**DATA**:

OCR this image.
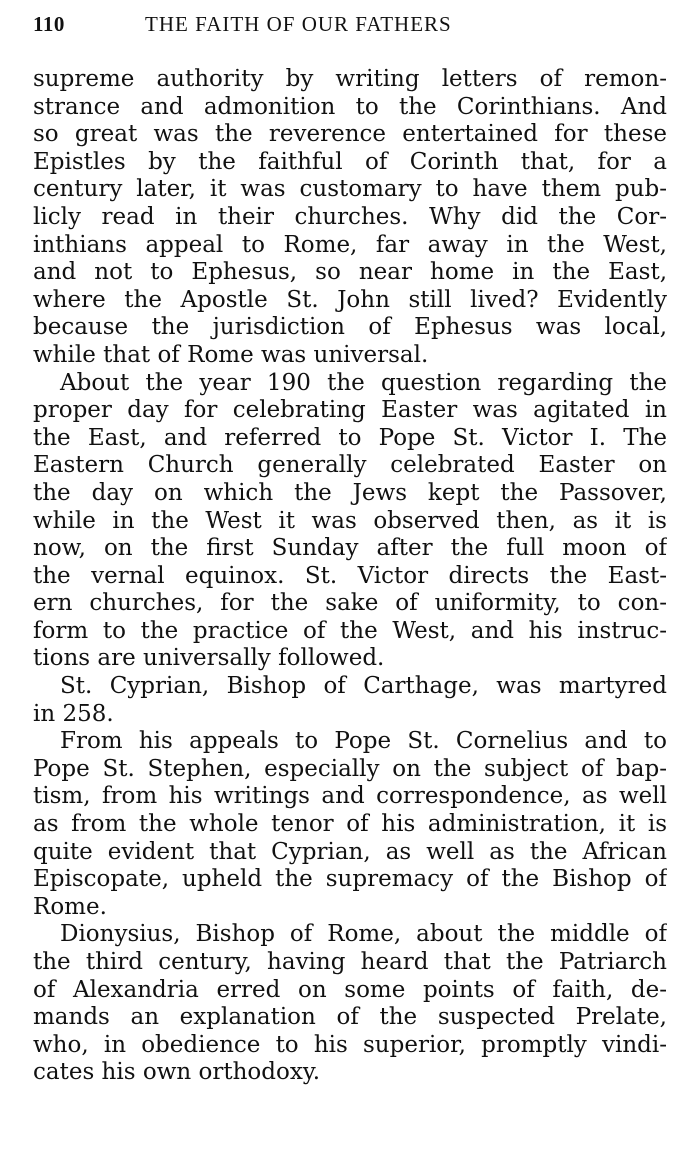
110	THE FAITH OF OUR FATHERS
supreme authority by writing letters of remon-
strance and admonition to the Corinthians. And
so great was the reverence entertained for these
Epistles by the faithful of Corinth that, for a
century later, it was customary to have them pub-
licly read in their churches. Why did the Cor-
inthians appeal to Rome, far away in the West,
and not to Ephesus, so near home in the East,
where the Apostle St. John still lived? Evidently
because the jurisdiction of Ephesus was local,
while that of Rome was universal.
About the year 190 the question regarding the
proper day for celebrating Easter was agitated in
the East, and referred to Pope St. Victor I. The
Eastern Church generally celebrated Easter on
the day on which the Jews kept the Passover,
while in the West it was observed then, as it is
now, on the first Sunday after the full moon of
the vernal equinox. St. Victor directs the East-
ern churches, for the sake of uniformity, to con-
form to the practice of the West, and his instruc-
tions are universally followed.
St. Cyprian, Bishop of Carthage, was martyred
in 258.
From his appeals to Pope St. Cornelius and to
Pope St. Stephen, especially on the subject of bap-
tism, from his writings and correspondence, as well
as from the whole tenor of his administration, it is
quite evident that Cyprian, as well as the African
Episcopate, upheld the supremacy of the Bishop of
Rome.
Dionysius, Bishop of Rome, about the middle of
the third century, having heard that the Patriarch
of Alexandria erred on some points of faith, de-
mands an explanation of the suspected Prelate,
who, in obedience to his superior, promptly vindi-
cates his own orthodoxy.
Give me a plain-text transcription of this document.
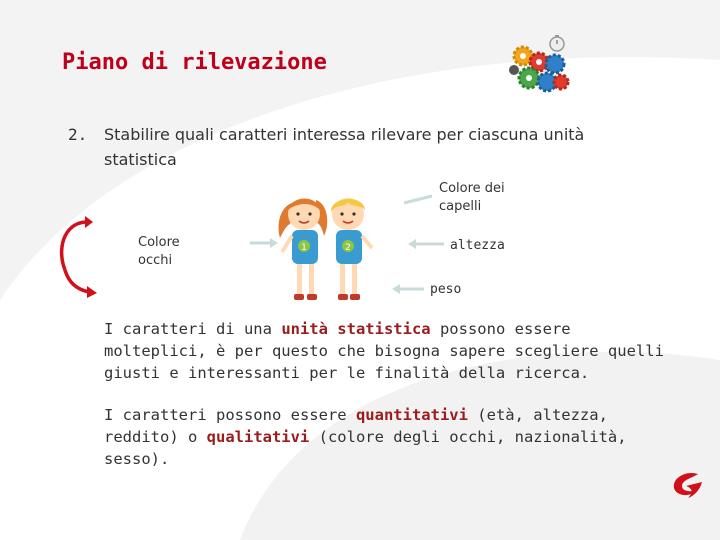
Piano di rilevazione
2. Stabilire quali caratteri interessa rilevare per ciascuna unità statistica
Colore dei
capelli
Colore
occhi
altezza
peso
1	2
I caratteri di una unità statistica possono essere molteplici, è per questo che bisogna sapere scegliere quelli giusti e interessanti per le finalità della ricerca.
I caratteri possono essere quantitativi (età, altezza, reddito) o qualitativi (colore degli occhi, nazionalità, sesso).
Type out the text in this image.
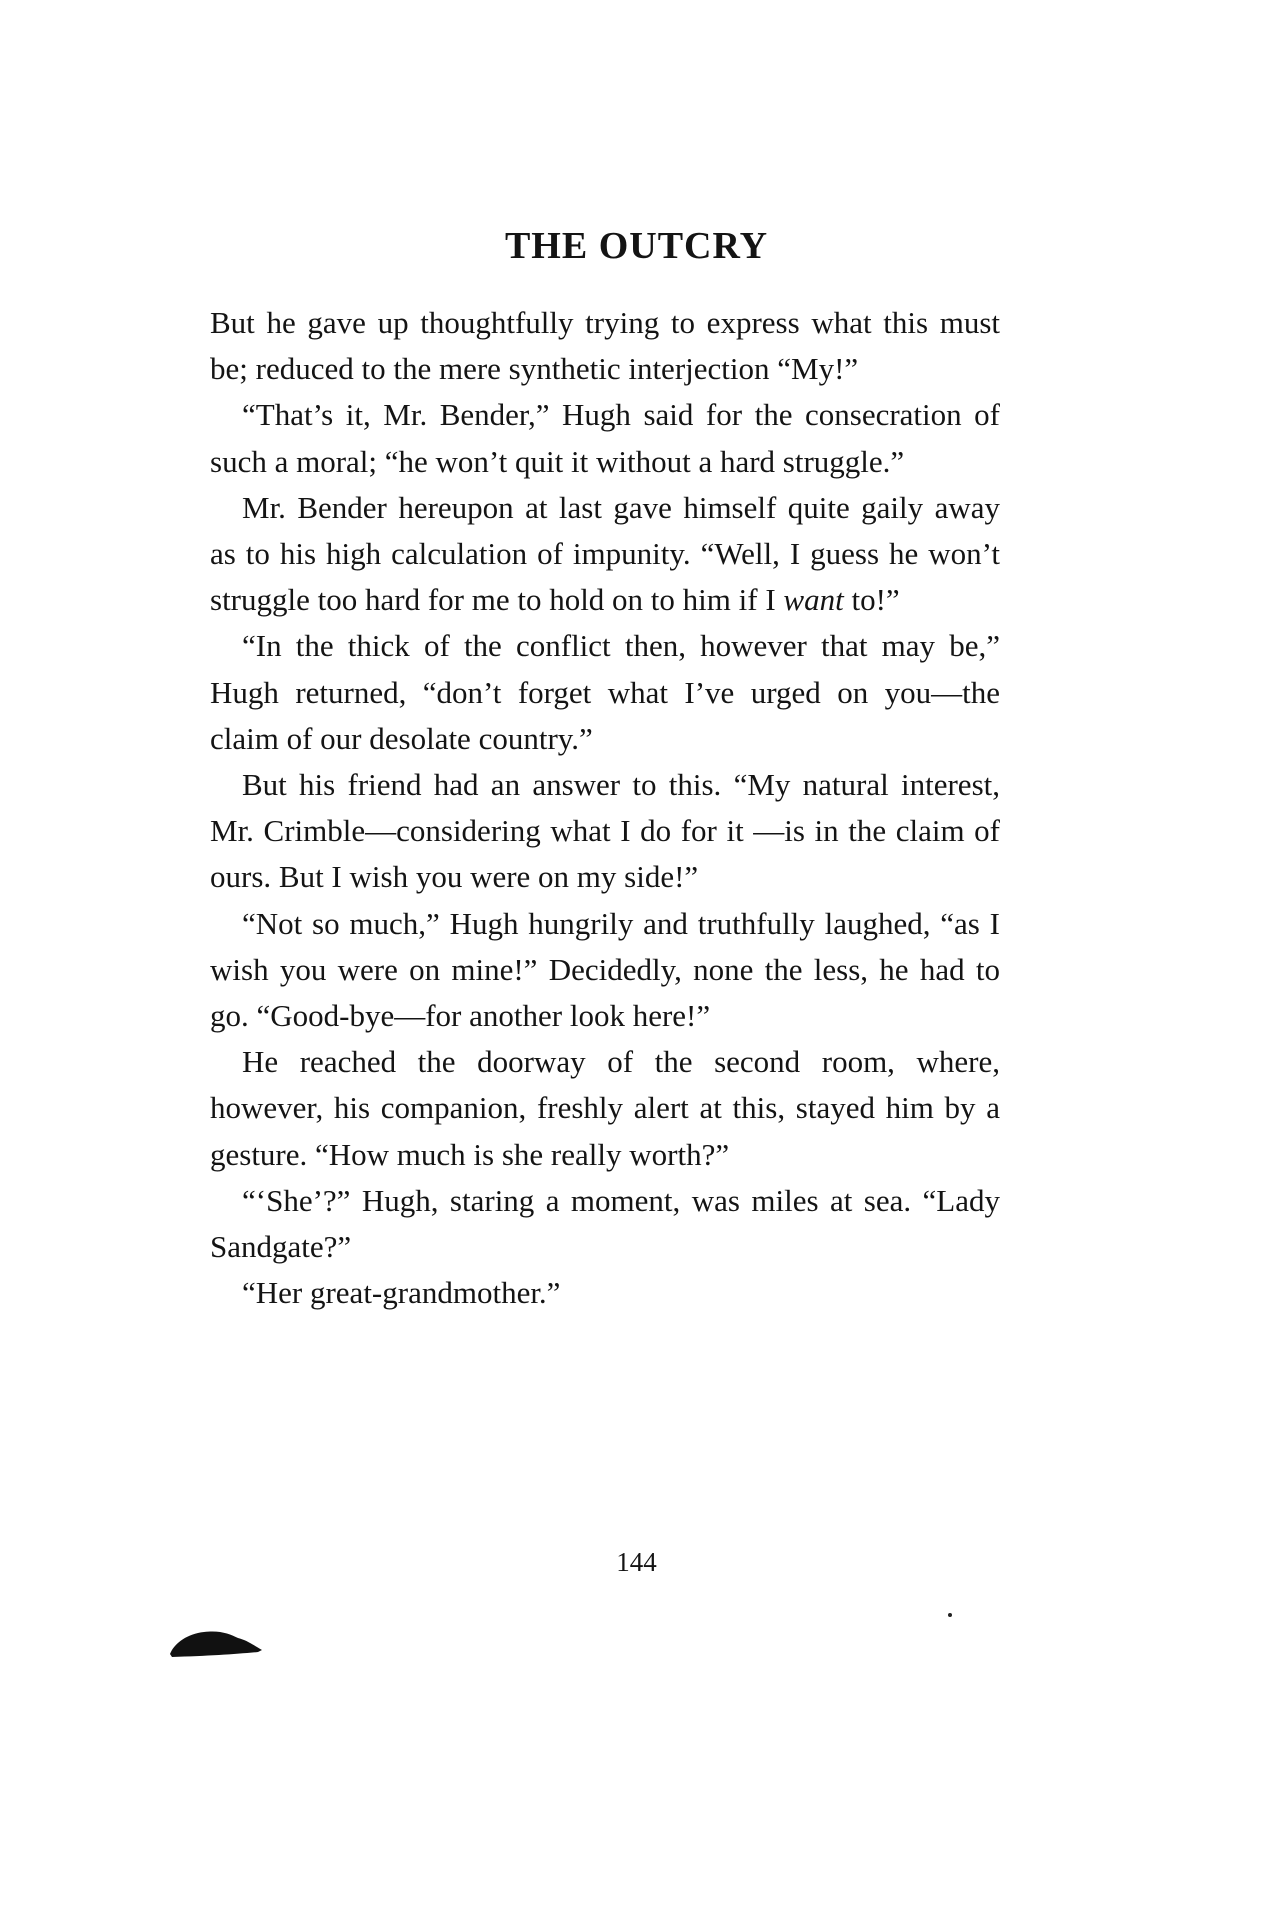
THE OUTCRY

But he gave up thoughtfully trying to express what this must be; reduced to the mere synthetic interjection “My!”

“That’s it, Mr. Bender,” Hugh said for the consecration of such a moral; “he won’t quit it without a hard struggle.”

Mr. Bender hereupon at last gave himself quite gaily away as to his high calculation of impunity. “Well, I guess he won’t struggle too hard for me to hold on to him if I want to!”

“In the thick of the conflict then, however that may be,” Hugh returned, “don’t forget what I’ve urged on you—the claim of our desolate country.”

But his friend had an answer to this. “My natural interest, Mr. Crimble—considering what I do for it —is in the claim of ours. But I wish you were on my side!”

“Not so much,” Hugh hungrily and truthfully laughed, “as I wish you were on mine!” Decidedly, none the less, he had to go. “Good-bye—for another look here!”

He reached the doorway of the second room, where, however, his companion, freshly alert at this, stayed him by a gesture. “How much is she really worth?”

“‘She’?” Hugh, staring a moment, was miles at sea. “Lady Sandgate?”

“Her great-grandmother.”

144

**EXERCISE AIM**: Identify all lines in the records above with the word "Rome".

**EXERCISE OUTPUT**:
inthians appeal to Rome, far away in the West,
while that of Rome was universal.
Rome.
Dionysius, Bishop of Rome, about the middle of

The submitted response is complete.